◆ **TASK DIRECTIONS**
Filter for the word "Aceleración" and keep each matching line.
____
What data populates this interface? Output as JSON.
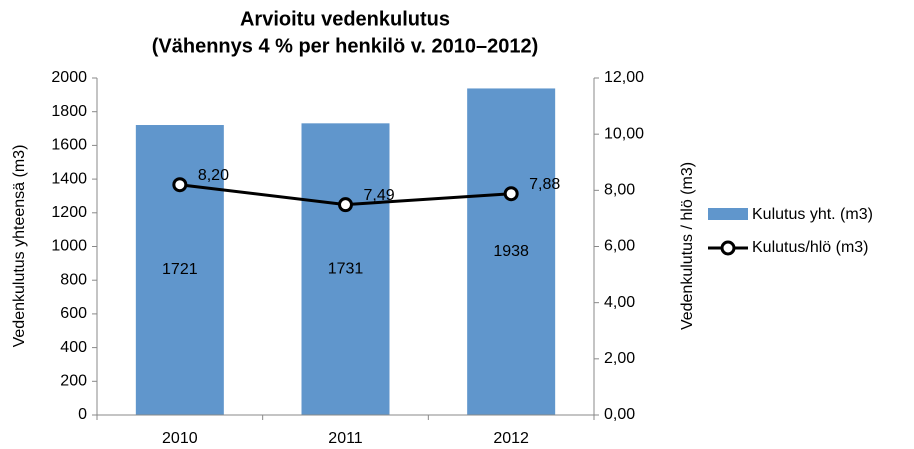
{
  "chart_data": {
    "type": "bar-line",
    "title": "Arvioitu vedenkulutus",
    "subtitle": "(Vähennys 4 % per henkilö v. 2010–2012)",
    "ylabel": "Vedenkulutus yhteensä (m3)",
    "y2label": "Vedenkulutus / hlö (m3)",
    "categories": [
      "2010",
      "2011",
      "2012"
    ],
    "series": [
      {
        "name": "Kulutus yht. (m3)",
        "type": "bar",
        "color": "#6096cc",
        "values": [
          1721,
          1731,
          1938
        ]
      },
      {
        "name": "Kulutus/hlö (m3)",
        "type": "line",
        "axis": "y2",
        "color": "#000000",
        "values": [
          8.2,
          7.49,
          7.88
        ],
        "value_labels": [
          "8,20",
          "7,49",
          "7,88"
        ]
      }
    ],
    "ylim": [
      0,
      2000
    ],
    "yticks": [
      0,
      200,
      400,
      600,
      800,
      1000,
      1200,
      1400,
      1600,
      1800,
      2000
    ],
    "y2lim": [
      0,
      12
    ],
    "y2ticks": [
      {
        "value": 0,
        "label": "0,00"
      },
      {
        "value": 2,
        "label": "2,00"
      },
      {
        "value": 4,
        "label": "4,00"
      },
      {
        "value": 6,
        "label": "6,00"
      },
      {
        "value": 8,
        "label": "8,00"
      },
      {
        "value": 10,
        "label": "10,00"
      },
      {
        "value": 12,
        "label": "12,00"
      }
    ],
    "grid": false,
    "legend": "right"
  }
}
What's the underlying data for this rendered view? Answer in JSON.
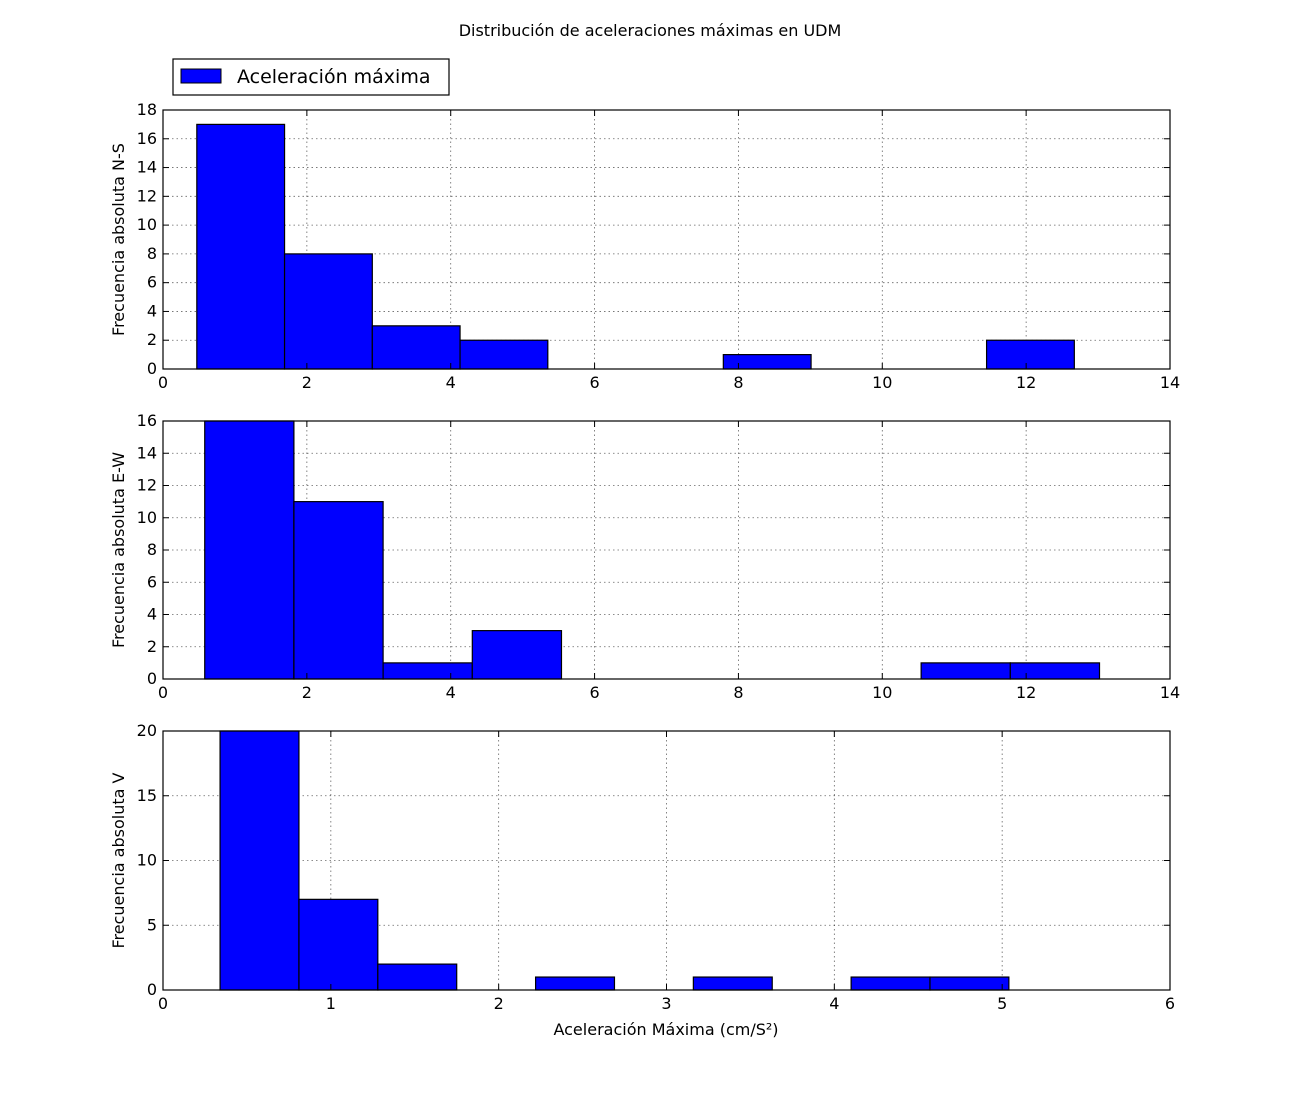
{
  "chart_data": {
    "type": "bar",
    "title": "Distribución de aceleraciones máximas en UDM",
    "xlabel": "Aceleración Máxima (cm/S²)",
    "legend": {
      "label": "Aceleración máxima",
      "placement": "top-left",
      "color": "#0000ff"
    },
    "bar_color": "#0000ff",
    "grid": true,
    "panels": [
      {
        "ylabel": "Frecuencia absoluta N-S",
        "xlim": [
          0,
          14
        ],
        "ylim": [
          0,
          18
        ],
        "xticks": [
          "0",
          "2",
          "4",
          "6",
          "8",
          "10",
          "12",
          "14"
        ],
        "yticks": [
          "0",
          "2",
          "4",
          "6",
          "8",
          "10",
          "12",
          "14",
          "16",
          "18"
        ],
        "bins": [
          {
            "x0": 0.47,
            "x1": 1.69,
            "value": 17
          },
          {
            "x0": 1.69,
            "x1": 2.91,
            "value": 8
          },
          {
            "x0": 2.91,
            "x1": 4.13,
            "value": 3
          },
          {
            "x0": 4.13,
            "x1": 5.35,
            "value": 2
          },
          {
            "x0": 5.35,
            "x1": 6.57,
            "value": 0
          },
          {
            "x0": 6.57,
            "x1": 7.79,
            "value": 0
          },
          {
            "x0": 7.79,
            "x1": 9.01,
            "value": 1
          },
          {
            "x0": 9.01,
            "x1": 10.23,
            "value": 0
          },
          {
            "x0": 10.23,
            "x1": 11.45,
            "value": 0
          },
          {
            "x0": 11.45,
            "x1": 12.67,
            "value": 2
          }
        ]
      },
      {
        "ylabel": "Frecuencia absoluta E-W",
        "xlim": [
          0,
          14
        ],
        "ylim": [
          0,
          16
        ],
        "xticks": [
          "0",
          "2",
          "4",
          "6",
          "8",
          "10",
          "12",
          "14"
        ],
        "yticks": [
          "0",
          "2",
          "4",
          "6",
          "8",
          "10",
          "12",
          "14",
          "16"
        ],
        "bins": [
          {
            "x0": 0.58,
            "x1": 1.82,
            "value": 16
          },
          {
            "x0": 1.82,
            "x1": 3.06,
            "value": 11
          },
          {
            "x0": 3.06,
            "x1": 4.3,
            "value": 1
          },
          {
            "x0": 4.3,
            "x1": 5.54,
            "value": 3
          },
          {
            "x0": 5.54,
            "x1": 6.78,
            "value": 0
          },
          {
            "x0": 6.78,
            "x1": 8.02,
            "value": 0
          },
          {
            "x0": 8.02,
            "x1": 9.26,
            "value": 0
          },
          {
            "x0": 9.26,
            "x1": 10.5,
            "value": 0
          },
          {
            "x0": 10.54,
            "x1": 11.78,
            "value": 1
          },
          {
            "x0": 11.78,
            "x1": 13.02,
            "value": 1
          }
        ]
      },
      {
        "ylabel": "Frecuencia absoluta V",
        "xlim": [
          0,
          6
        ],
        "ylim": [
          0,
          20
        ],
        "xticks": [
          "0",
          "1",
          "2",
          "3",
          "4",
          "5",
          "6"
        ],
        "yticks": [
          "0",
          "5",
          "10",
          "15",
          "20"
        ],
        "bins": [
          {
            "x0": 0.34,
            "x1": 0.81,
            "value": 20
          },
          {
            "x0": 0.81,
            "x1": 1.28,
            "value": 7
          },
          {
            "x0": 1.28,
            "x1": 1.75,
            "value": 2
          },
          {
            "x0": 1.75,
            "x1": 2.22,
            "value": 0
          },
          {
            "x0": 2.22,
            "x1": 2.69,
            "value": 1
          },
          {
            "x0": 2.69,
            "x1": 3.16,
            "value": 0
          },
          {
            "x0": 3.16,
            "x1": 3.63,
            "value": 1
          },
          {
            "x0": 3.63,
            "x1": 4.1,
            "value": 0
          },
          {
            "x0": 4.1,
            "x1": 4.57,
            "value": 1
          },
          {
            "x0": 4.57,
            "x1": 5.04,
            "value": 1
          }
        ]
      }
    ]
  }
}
____
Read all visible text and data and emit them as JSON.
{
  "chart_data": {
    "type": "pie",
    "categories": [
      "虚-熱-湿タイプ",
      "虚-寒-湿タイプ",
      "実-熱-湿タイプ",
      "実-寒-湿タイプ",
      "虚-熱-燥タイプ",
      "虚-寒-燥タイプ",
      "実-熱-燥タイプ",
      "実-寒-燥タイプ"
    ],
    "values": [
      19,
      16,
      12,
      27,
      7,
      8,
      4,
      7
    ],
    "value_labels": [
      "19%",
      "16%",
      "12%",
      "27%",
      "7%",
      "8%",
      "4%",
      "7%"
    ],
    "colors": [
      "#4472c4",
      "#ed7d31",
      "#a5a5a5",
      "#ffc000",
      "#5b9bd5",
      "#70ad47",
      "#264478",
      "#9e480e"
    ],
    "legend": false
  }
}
____
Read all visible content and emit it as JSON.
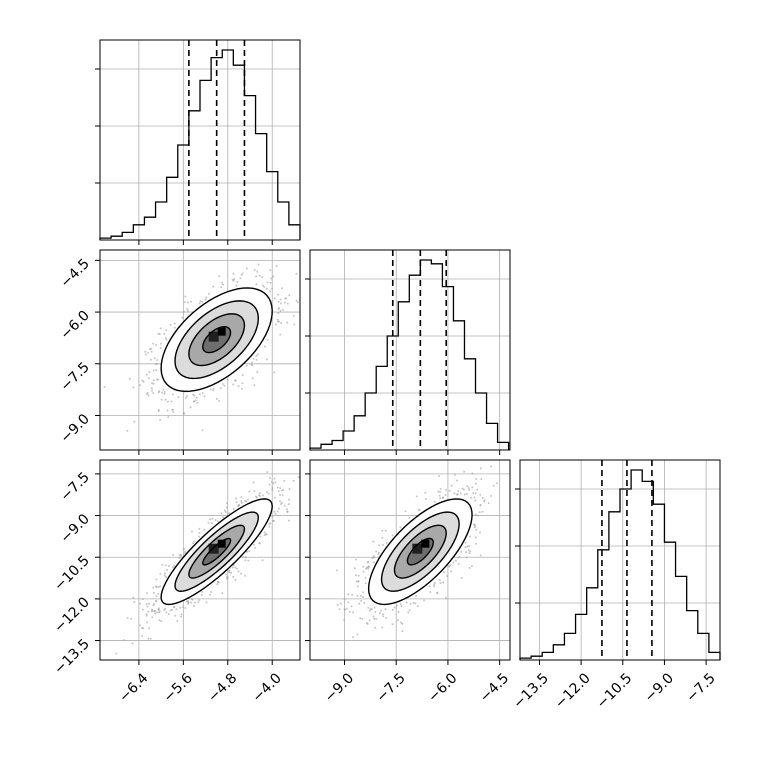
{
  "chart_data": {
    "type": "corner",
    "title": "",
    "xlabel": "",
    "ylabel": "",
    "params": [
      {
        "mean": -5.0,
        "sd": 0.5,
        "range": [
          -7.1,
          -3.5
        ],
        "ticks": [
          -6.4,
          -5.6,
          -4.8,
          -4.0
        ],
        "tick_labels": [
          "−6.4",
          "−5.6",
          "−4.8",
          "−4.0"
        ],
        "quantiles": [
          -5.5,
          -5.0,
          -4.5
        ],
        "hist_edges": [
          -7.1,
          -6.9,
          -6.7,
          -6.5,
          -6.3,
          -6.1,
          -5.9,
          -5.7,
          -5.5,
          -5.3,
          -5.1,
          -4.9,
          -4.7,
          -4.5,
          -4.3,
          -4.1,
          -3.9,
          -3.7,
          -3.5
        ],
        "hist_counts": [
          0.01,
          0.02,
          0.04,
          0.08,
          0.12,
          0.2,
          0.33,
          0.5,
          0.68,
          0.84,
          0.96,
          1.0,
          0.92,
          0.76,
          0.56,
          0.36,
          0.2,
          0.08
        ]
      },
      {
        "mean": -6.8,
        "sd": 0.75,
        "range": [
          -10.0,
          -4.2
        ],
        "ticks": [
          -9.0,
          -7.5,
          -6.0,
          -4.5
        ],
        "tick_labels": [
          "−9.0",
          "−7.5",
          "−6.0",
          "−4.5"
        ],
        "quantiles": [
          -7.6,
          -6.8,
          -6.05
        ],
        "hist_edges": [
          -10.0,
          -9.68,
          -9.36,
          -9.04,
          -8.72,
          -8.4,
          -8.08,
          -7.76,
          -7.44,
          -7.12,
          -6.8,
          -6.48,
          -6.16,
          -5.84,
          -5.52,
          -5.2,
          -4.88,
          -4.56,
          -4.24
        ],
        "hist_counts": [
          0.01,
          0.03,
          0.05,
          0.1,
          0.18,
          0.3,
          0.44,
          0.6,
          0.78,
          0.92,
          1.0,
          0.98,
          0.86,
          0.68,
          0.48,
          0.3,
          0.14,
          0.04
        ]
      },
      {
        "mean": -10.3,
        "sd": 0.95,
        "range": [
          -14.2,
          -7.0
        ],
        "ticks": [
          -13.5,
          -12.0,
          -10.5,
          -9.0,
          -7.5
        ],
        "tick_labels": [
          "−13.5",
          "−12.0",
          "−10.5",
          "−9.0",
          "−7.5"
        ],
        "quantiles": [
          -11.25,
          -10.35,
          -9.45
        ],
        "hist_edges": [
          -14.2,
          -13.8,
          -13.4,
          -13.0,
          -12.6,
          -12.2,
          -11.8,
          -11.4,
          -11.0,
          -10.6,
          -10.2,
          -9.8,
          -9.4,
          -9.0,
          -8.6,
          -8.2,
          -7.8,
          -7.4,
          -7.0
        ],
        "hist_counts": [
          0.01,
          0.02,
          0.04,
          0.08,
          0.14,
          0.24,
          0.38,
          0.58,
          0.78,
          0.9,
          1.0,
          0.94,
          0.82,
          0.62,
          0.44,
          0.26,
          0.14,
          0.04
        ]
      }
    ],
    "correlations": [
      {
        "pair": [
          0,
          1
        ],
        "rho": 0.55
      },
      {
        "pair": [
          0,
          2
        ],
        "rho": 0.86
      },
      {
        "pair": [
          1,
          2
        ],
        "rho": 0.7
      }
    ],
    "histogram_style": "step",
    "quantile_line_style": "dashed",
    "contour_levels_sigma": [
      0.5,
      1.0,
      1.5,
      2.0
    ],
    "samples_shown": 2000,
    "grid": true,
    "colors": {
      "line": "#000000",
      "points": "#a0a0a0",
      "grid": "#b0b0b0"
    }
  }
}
____
◆ **WRITTEN ANSWER**
    "xlabel": "Aceleración Máxima (cm/S²)",
      "label": "Aceleración máxima",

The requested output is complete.